## DIRECTIONS FOR THIS TASK
Identify the lines that include the word "Industrial", then copy all of them.

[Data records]
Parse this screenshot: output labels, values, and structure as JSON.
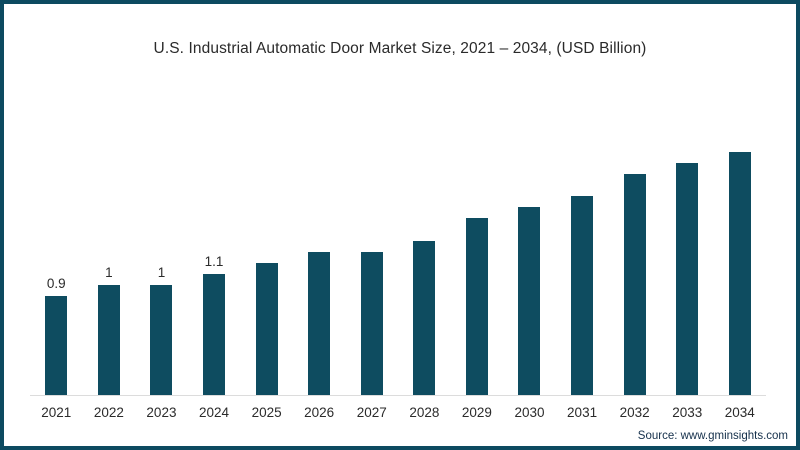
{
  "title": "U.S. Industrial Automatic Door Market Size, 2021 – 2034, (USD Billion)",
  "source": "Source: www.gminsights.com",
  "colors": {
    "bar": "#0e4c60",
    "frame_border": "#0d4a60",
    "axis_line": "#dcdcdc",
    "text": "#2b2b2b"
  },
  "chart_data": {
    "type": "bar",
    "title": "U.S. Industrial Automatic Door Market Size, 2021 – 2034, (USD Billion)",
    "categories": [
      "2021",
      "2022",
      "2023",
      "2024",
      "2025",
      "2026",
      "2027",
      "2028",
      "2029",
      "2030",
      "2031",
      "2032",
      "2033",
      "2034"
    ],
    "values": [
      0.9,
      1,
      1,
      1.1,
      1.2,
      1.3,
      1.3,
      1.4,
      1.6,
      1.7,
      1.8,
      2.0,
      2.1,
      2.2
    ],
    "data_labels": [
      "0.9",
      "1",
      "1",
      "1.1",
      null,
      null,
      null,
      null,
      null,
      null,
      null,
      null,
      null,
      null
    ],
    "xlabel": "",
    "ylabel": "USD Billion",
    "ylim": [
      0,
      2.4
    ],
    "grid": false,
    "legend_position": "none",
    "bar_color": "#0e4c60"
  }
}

## TASK OUTPUT
  "title": "U.S. Industrial Automatic Door Market Size, 2021 – 2034, (USD Billion)",
    "title": "U.S. Industrial Automatic Door Market Size, 2021 – 2034, (USD Billion)",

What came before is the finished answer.